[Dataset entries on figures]
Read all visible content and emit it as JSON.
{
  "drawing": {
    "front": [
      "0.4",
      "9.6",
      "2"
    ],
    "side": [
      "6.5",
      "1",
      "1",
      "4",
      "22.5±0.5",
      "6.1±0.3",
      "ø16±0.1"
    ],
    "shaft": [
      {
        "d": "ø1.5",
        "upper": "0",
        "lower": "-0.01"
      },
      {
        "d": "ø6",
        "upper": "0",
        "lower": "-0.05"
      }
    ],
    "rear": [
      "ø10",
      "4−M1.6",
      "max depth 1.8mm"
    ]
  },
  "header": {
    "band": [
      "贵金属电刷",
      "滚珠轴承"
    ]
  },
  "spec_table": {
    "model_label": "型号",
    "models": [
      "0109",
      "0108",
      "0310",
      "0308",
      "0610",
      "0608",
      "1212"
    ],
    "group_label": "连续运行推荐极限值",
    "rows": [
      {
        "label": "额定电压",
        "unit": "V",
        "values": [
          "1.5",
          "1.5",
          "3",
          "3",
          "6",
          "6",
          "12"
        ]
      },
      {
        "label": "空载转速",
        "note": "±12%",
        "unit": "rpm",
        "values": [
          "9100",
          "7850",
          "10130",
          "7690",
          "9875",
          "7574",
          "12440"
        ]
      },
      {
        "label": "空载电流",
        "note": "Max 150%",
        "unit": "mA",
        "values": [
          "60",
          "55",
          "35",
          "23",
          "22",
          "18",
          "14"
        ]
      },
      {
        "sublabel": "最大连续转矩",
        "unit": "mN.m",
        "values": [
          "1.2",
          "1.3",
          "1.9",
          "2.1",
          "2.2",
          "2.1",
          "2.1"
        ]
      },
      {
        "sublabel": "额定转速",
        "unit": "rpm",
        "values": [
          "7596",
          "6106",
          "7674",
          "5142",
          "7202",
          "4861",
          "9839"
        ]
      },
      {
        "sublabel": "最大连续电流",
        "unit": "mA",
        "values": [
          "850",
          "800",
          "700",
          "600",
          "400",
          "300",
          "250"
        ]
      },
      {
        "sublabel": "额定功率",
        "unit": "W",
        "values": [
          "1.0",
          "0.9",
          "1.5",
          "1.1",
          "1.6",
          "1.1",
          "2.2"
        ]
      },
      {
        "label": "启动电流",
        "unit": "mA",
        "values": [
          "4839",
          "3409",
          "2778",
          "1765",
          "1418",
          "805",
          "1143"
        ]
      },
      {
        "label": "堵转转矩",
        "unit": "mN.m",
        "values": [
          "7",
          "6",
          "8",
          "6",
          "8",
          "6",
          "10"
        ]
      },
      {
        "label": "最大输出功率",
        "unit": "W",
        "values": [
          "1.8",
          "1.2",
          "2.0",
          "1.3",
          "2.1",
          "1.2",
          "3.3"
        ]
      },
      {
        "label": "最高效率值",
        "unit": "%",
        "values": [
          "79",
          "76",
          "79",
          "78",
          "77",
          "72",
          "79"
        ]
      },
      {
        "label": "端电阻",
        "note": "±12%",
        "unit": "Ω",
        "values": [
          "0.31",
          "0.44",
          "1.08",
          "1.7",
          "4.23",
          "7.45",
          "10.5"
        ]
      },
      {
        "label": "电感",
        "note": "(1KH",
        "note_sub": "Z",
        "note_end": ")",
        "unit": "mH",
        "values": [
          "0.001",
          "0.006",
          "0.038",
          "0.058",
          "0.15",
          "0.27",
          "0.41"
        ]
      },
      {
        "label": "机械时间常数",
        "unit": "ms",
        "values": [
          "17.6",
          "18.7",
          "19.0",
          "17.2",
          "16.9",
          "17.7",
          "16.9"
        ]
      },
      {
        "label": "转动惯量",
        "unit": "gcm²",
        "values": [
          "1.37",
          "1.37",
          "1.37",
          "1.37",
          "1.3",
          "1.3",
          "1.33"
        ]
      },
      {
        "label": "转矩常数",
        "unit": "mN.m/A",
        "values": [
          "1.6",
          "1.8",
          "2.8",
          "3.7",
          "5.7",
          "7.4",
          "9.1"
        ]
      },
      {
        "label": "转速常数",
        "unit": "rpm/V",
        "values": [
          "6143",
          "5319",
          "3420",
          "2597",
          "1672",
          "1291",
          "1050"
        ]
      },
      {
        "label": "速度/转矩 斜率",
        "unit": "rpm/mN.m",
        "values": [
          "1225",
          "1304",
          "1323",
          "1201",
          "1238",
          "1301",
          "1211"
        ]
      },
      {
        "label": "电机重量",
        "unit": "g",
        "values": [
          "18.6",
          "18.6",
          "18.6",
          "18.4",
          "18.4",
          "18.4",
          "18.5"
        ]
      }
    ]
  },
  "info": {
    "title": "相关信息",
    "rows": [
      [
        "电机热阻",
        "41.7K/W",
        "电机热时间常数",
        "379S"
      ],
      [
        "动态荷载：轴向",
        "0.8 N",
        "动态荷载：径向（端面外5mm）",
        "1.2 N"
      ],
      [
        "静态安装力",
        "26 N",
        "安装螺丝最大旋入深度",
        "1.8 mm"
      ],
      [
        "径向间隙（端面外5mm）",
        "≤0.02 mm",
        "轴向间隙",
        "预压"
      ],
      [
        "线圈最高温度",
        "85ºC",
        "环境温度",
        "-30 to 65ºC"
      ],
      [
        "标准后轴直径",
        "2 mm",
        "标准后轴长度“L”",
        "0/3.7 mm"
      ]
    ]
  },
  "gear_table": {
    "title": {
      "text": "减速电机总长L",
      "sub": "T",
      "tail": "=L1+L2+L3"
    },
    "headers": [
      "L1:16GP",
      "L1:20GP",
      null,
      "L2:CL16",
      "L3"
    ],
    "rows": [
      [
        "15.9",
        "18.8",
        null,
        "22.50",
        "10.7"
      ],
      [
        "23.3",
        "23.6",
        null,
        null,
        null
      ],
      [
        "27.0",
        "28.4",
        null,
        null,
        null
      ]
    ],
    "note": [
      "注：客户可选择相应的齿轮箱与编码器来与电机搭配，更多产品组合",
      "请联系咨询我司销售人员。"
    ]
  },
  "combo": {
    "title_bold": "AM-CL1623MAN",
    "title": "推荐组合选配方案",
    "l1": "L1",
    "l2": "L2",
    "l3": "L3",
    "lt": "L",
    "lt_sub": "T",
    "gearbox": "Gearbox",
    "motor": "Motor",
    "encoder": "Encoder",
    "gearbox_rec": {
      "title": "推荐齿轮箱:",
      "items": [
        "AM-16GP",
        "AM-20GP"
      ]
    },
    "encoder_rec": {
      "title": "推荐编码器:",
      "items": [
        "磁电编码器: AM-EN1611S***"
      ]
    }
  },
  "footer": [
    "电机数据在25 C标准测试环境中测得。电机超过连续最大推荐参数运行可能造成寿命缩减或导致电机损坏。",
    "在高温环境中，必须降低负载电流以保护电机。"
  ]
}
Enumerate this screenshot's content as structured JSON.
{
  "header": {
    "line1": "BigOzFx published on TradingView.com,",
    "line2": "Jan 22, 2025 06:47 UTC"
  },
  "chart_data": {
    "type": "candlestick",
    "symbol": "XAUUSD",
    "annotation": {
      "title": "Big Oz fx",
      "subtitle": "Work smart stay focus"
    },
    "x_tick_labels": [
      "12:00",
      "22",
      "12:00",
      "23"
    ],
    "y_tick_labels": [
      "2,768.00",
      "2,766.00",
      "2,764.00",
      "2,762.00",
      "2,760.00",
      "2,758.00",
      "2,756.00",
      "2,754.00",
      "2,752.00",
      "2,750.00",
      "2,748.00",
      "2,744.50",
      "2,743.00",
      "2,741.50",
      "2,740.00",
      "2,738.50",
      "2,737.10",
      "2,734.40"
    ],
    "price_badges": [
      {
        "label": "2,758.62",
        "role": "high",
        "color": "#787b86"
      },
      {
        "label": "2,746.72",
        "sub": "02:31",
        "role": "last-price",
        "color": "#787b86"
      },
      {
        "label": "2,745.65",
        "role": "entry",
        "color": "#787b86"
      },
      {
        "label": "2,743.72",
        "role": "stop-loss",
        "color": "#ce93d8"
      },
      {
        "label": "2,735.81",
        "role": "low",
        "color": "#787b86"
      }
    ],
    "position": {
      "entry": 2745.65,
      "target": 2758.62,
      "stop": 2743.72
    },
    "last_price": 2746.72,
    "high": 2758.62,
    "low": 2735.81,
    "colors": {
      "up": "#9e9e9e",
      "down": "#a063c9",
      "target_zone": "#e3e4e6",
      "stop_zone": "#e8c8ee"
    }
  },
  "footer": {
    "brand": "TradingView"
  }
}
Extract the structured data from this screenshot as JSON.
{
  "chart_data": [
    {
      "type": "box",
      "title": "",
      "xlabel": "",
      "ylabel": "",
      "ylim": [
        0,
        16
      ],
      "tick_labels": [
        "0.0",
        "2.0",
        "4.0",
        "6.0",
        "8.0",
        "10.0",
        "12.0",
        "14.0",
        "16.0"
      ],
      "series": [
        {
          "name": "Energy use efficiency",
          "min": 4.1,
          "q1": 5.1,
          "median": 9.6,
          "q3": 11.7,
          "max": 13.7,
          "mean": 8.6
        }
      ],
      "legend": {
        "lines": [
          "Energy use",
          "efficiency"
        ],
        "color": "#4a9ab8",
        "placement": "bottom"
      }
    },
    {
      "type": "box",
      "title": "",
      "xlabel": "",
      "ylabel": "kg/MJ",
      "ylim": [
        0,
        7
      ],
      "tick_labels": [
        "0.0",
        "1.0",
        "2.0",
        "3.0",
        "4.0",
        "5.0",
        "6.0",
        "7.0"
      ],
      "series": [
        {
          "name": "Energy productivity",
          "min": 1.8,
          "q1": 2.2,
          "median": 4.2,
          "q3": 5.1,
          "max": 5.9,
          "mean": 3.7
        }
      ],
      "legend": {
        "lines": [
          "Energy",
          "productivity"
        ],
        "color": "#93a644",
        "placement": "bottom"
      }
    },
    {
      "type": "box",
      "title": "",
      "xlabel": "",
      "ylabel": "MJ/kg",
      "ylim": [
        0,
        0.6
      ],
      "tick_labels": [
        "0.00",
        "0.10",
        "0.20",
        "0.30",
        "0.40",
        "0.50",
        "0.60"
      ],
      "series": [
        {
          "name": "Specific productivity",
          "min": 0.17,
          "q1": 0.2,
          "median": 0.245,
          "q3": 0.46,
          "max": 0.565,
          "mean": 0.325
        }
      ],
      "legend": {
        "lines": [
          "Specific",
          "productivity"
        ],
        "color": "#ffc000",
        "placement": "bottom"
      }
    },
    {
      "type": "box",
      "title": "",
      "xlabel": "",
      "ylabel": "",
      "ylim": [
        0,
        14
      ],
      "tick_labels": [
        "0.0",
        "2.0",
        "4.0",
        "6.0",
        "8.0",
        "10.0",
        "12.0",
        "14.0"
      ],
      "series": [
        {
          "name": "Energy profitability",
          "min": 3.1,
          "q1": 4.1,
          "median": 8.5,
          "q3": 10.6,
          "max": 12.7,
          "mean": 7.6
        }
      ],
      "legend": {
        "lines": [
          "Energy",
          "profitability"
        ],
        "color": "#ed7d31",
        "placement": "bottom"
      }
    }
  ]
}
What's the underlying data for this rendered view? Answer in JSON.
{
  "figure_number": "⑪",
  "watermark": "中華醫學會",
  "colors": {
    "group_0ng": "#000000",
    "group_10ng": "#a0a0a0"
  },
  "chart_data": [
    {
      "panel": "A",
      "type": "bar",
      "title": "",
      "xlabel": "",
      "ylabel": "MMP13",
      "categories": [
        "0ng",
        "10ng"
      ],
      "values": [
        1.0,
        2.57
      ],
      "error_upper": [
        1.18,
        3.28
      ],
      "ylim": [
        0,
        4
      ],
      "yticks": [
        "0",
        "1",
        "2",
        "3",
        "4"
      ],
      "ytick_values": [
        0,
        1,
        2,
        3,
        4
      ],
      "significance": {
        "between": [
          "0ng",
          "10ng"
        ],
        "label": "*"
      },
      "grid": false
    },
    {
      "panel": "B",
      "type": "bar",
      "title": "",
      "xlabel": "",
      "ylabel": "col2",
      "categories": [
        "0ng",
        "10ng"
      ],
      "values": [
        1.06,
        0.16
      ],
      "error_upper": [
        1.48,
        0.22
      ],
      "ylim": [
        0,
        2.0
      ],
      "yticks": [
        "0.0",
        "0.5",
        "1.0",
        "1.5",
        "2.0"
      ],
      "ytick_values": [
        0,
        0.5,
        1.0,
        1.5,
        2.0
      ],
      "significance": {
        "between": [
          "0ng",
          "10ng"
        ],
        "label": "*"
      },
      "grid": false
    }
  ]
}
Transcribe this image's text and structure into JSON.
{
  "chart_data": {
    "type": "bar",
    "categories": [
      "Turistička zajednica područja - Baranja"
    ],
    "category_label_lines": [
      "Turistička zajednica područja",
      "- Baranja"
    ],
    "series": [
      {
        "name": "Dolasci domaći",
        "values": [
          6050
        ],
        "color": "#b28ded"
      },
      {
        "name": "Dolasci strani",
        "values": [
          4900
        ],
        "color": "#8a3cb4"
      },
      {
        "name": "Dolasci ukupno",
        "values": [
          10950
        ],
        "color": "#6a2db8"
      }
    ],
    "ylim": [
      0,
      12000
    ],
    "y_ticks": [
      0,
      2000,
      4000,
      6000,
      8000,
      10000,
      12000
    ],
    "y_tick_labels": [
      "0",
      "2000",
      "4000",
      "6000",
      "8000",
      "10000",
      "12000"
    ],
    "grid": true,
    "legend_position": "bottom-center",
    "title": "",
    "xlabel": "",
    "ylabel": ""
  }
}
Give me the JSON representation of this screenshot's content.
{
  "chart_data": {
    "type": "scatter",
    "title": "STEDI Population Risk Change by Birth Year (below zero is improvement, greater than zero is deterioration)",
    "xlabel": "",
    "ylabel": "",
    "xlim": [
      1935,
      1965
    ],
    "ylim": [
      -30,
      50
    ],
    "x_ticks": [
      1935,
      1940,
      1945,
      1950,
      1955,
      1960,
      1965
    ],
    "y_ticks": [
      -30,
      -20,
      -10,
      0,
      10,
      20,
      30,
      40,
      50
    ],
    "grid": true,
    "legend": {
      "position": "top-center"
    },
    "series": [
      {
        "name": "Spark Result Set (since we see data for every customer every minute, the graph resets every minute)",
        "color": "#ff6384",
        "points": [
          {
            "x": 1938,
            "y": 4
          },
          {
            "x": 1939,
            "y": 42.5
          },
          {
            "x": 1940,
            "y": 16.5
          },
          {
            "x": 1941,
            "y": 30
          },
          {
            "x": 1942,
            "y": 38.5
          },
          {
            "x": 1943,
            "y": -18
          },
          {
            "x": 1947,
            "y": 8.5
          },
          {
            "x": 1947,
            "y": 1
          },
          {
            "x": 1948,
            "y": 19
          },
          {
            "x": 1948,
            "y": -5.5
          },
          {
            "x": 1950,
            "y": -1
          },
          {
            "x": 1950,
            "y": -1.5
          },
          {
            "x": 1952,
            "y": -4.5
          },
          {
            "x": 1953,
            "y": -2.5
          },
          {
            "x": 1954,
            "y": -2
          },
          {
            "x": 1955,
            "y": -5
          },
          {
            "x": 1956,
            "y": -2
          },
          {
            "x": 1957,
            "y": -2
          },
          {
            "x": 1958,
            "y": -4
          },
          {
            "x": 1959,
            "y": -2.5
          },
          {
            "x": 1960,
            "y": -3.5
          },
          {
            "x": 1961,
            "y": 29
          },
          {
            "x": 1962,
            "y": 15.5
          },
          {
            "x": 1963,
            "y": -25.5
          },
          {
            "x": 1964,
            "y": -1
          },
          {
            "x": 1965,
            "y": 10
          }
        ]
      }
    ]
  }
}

Task description:
Which lines hold the word "median"? Return all of them from the records above.

Problem solution:
          "median": 9.6,
          "median": 4.2,
          "median": 0.245,
          "median": 8.5,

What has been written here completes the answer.